# Instruction
Find the lines that contain the word "JSON" and copy each one.

(Stored data)

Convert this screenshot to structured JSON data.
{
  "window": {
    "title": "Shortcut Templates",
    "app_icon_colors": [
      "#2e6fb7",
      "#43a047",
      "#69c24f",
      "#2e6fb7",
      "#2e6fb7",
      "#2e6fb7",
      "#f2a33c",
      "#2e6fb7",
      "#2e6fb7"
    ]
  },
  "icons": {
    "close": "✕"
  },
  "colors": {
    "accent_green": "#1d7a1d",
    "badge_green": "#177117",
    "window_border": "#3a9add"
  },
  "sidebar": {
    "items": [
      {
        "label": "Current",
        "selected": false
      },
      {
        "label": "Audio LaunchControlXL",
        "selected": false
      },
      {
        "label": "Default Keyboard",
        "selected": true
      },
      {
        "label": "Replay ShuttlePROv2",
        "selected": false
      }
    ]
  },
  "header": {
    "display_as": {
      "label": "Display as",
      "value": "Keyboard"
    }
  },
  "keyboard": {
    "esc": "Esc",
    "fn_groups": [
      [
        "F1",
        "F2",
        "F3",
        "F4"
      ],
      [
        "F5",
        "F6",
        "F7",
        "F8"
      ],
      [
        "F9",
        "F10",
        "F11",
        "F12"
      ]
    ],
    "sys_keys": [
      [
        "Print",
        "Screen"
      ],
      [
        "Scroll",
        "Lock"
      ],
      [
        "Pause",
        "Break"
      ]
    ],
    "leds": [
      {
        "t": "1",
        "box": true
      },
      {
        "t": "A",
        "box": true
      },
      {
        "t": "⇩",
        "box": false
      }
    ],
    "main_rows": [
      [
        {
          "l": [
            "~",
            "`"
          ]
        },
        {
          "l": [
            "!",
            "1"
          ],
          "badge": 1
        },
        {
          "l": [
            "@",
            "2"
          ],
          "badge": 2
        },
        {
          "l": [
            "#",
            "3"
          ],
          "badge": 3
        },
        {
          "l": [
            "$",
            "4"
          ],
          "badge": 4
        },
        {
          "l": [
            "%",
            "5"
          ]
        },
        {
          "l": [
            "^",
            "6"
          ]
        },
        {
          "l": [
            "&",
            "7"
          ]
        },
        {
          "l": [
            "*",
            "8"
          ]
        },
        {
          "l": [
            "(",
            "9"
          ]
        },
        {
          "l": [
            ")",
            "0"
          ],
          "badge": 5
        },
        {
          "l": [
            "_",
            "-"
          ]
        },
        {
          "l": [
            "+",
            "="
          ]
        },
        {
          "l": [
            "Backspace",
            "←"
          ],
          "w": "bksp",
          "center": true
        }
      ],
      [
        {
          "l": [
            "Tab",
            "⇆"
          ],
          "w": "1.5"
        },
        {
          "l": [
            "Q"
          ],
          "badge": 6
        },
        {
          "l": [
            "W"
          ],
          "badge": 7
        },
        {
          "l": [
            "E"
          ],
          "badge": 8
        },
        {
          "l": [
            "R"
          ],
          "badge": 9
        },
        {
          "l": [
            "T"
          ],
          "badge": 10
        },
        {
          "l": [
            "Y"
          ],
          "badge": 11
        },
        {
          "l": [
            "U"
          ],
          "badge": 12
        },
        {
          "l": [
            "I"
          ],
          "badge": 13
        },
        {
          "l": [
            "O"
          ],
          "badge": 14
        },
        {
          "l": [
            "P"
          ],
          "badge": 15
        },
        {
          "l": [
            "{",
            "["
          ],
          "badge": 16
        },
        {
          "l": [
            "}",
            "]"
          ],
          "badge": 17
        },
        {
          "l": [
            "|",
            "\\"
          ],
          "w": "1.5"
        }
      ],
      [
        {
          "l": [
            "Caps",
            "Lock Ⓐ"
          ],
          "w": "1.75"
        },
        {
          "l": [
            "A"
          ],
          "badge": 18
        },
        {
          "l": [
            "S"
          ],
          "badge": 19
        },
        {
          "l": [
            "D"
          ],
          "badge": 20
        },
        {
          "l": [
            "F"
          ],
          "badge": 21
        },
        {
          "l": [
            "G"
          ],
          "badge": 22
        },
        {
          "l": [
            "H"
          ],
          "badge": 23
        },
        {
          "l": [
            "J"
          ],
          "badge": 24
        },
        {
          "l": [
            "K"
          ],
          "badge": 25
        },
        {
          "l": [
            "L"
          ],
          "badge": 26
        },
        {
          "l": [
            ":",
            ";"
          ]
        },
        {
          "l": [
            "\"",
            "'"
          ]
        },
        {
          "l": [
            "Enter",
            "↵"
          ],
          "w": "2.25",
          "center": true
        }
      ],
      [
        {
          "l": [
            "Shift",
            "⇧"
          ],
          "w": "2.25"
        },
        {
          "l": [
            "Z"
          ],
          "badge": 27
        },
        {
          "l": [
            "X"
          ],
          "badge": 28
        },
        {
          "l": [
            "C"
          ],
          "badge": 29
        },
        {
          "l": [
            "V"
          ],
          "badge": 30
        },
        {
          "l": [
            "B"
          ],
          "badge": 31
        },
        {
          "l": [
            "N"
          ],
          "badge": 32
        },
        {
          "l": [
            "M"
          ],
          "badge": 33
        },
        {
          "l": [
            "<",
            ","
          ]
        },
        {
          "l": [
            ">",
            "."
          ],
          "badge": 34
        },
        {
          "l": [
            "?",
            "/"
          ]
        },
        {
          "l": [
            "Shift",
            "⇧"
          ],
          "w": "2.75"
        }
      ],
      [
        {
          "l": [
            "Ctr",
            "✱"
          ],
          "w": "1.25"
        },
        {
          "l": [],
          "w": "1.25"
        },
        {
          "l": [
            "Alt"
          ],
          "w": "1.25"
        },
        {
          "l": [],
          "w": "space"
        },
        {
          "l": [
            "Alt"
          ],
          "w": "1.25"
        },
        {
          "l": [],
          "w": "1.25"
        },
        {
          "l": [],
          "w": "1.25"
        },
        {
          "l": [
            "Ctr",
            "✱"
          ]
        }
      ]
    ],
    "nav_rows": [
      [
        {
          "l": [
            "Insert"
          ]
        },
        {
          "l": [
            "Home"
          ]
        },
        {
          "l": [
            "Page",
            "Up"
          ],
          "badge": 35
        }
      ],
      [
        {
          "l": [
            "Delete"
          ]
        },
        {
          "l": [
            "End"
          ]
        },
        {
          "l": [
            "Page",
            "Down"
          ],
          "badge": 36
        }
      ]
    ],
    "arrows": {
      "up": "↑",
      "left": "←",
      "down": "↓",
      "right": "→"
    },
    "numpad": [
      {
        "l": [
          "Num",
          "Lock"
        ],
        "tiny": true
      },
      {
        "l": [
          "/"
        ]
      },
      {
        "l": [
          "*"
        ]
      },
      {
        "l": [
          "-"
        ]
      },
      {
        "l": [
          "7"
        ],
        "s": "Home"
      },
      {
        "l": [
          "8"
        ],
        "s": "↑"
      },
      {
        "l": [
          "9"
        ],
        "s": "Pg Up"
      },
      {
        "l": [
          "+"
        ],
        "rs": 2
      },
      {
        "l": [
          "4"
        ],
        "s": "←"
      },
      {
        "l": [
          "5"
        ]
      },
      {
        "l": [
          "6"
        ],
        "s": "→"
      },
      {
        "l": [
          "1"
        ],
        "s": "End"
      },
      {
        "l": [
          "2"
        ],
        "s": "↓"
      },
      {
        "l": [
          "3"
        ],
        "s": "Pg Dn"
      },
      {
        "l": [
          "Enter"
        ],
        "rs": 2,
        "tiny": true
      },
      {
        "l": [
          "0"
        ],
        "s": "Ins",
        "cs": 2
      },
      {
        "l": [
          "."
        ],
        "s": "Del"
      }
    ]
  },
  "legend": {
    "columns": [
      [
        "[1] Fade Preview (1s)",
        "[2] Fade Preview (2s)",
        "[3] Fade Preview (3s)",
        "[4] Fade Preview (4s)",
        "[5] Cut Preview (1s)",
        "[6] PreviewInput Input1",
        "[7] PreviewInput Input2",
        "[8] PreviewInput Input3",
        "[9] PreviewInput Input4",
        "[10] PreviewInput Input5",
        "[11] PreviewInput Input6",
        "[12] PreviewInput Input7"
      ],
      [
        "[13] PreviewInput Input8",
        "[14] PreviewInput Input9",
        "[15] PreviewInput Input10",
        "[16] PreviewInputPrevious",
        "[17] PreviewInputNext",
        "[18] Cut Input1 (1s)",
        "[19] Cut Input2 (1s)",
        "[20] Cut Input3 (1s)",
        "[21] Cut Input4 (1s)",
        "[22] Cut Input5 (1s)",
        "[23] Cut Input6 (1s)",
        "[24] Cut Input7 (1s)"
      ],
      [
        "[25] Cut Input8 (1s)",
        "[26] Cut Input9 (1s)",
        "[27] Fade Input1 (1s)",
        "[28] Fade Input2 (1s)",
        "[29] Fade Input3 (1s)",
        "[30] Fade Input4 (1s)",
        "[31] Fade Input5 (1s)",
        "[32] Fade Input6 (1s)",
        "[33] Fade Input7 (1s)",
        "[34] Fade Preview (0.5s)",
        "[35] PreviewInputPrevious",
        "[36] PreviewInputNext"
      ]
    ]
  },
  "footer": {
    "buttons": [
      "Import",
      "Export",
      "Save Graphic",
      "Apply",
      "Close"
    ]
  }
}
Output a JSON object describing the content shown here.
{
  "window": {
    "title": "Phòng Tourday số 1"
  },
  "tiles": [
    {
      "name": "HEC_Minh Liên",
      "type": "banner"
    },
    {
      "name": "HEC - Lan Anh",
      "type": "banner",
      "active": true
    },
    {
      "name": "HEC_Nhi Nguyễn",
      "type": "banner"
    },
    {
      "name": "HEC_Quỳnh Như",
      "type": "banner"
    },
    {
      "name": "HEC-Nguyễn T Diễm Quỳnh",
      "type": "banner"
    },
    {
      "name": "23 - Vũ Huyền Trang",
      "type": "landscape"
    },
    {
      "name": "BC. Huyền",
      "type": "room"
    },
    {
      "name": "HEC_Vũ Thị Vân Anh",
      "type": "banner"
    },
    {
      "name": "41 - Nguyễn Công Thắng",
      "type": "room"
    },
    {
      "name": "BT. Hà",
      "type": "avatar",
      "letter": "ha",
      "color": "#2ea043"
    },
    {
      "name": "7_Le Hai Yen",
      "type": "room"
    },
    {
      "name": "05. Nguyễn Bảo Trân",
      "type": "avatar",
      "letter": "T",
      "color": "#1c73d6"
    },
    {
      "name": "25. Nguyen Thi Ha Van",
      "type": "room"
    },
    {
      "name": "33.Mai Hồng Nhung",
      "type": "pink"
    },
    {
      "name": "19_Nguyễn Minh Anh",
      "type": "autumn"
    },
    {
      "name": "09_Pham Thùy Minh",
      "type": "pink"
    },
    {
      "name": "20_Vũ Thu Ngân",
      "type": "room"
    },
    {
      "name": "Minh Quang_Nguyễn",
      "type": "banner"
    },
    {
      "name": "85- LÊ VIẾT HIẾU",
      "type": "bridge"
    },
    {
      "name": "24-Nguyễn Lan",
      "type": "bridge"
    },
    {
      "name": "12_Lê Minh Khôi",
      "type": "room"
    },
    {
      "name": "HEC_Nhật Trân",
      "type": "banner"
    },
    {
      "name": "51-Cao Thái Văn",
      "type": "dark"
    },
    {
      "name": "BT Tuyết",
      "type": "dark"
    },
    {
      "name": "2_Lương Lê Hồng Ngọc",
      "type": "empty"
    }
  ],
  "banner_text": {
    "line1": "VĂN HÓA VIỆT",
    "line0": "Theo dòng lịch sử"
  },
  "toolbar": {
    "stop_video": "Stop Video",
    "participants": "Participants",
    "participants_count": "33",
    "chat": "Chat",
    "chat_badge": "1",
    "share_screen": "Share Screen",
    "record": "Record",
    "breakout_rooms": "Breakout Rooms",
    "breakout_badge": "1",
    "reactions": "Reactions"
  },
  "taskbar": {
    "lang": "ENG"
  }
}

# Output for this exercise
Convert this screenshot to structured JSON data.
Output a JSON object describing the content shown here.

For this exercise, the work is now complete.